AIM OF THE TASK: Give every line of the material below as a JSON list of strings, one string per line, leaving out blank lines.

Stored entries:

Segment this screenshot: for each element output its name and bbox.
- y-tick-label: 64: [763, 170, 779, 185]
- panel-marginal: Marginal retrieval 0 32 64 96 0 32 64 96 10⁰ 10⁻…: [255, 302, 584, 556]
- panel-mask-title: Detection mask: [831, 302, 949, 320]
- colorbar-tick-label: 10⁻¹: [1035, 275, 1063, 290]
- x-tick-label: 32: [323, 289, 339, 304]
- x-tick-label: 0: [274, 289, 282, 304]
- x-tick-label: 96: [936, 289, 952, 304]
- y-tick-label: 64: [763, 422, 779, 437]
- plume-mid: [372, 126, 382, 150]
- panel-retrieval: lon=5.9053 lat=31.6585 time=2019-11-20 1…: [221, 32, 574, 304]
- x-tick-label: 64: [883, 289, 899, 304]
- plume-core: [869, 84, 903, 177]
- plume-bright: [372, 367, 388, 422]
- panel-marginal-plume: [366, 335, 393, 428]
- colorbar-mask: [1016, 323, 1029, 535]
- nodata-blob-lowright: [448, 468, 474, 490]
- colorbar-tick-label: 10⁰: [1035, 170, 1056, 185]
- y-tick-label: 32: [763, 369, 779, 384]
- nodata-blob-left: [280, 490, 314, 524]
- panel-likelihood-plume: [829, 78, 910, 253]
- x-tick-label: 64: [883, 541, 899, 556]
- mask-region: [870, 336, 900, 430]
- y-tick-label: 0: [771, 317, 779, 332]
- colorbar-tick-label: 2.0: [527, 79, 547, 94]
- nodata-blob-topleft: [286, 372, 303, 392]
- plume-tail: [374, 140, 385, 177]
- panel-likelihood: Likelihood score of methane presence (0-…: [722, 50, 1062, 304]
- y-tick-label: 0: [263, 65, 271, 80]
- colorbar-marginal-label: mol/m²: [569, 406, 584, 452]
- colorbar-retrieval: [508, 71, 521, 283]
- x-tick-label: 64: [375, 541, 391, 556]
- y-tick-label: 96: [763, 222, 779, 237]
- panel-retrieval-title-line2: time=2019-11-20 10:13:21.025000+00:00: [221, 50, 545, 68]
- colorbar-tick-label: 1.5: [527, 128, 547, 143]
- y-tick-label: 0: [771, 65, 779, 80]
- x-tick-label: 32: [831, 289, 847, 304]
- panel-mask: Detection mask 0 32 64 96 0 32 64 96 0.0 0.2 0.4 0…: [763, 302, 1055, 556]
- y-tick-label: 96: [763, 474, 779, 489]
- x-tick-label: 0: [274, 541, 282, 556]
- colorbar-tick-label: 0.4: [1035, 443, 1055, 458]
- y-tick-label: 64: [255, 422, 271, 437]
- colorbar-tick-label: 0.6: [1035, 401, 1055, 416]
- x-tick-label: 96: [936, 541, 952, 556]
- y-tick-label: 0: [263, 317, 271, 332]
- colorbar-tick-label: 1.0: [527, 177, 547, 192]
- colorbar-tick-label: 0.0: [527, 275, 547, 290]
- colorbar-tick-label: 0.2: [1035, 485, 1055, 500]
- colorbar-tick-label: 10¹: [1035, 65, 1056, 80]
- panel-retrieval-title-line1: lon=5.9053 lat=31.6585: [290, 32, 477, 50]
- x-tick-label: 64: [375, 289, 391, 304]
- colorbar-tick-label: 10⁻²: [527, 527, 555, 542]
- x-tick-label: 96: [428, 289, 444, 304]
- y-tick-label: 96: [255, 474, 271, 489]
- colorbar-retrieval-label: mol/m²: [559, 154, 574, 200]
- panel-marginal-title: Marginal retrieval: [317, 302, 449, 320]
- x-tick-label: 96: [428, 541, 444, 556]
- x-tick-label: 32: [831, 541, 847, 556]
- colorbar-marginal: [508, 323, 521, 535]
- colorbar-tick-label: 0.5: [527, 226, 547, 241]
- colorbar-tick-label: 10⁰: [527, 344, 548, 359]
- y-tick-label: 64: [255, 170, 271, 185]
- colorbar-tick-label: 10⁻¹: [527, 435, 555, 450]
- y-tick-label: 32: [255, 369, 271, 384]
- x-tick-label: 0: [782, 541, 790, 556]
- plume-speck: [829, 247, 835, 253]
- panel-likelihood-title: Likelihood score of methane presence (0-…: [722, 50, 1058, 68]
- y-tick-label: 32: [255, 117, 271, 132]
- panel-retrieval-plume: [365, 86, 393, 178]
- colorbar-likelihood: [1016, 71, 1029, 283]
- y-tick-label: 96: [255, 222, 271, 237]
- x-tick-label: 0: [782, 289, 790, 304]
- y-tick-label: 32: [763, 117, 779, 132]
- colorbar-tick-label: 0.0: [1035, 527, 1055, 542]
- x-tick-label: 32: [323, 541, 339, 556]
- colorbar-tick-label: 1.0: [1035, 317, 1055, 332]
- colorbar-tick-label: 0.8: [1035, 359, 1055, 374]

FINISHED ANSWER:
[
  "Segment this screenshot: for each element output its name and bbox.",
  "- y-tick-label: 64: [763, 170, 779, 185]",
  "- panel-marginal: Marginal retrieval 0 32 64 96 0 32 64 96 10⁰ 10⁻…: [255, 302, 584, 556]",
  "- panel-mask-title: Detection mask: [831, 302, 949, 320]",
  "- colorbar-tick-label: 10⁻¹: [1035, 275, 1063, 290]",
  "- x-tick-label: 32: [323, 289, 339, 304]",
  "- x-tick-label: 0: [274, 289, 282, 304]",
  "- x-tick-label: 96: [936, 289, 952, 304]",
  "- y-tick-label: 64: [763, 422, 779, 437]",
  "- plume-mid: [372, 126, 382, 150]",
  "- panel-retrieval: lon=5.9053 lat=31.6585 time=2019-11-20 1…: [221, 32, 574, 304]",
  "- x-tick-label: 64: [883, 289, 899, 304]",
  "- plume-core: [869, 84, 903, 177]",
  "- plume-bright: [372, 367, 388, 422]",
  "- panel-marginal-plume: [366, 335, 393, 428]",
  "- colorbar-mask: [1016, 323, 1029, 535]",
  "- nodata-blob-lowright: [448, 468, 474, 490]",
  "- colorbar-tick-label: 10⁰: [1035, 170, 1056, 185]",
  "- y-tick-label: 32: [763, 369, 779, 384]",
  "- nodata-blob-left: [280, 490, 314, 524]",
  "- panel-likelihood-plume: [829, 78, 910, 253]",
  "- x-tick-label: 64: [883, 541, 899, 556]",
  "- mask-region: [870, 336, 900, 430]",
  "- y-tick-label: 0: [771, 317, 779, 332]",
  "- colorbar-tick-label: 2.0: [527, 79, 547, 94]",
  "- nodata-blob-topleft: [286, 372, 303, 392]",
  "- plume-tail: [374, 140, 385, 177]",
  "- panel-likelihood: Likelihood score of methane presence (0-…: [722, 50, 1062, 304]",
  "- y-tick-label: 0: [263, 65, 271, 80]",
  "- colorbar-marginal-label: mol/m²: [569, 406, 584, 452]",
  "- colorbar-retrieval: [508, 71, 521, 283]",
  "- x-tick-label: 64: [375, 541, 391, 556]",
  "- y-tick-label: 96: [763, 222, 779, 237]",
  "- panel-retrieval-title-line2: time=2019-11-20 10:13:21.025000+00:00: [221, 50, 545, 68]",
  "- colorbar-tick-label: 1.5: [527, 128, 547, 143]",
  "- y-tick-label: 0: [771, 65, 779, 80]",
  "- x-tick-label: 32: [831, 289, 847, 304]",
  "- panel-mask: Detection mask 0 32 64 96 0 32 64 96 0.0 0.2 0.4 0…: [763, 302, 1055, 556]",
  "- y-tick-label: 96: [763, 474, 779, 489]",
  "- x-tick-label: 0: [274, 541, 282, 556]",
  "- colorbar-tick-label: 0.4: [1035, 443, 1055, 458]",
  "- y-tick-label: 64: [255, 422, 271, 437]",
  "- colorbar-tick-label: 0.6: [1035, 401, 1055, 416]",
  "- x-tick-label: 96: [936, 541, 952, 556]",
  "- y-tick-label: 0: [263, 317, 271, 332]",
  "- colorbar-tick-label: 1.0: [527, 177, 547, 192]",
  "- colorbar-tick-label: 0.0: [527, 275, 547, 290]",
  "- colorbar-tick-label: 0.2: [1035, 485, 1055, 500]",
  "- colorbar-tick-label: 10¹: [1035, 65, 1056, 80]",
  "- panel-retrieval-title-line1: lon=5.9053 lat=31.6585: [290, 32, 477, 50]",
  "- x-tick-label: 64: [375, 289, 391, 304]",
  "- colorbar-tick-label: 10⁻²: [527, 527, 555, 542]",
  "- x-tick-label: 96: [428, 289, 444, 304]",
  "- y-tick-label: 96: [255, 474, 271, 489]",
  "- colorbar-retrieval-label: mol/m²: [559, 154, 574, 200]",
  "- panel-marginal-title: Marginal retrieval: [317, 302, 449, 320]",
  "- x-tick-label: 96: [428, 541, 444, 556]",
  "- x-tick-label: 32: [831, 541, 847, 556]",
  "- colorbar-marginal: [508, 323, 521, 535]",
  "- colorbar-tick-label: 0.5: [527, 226, 547, 241]",
  "- colorbar-tick-label: 10⁰: [527, 344, 548, 359]",
  "- y-tick-label: 64: [255, 170, 271, 185]",
  "- colorbar-tick-label: 10⁻¹: [527, 435, 555, 450]",
  "- y-tick-label: 32: [255, 369, 271, 384]",
  "- x-tick-label: 0: [782, 541, 790, 556]",
  "- plume-speck: [829, 247, 835, 253]",
  "- panel-likelihood-title: Likelihood score of methane presence (0-…: [722, 50, 1058, 68]",
  "- y-tick-label: 32: [255, 117, 271, 132]",
  "- panel-retrieval-plume: [365, 86, 393, 178]",
  "- colorbar-likelihood: [1016, 71, 1029, 283]",
  "- y-tick-label: 96: [255, 222, 271, 237]",
  "- x-tick-label: 0: [782, 289, 790, 304]",
  "- y-tick-label: 32: [763, 117, 779, 132]",
  "- colorbar-tick-label: 0.0: [1035, 527, 1055, 542]",
  "- x-tick-label: 32: [323, 541, 339, 556]",
  "- colorbar-tick-label: 1.0: [1035, 317, 1055, 332]",
  "- colorbar-tick-label: 0.8: [1035, 359, 1055, 374]"
]